*** Data lines ***

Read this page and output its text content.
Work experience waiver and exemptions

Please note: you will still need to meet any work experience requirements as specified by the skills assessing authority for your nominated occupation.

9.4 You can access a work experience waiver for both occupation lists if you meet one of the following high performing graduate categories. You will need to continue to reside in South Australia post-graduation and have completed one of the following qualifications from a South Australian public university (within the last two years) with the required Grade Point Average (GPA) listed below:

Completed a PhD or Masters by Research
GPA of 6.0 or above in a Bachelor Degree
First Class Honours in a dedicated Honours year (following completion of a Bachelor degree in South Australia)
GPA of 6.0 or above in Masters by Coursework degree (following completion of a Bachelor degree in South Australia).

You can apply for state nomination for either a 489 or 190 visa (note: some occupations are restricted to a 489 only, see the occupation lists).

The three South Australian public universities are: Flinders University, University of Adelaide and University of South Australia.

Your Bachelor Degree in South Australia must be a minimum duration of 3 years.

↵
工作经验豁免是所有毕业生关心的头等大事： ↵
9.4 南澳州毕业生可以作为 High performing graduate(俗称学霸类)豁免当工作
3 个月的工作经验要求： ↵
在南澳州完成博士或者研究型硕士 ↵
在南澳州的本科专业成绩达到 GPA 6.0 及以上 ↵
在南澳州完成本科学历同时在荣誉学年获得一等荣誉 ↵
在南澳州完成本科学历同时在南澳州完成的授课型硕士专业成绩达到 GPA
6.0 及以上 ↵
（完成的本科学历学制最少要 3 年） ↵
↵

***

Extract all lines of the records above that include "Masters".

Completed a PhD or Masters by Research
GPA of 6.0 or above in Masters by Coursework degree (following completion of a Bachelor degree in South Australia).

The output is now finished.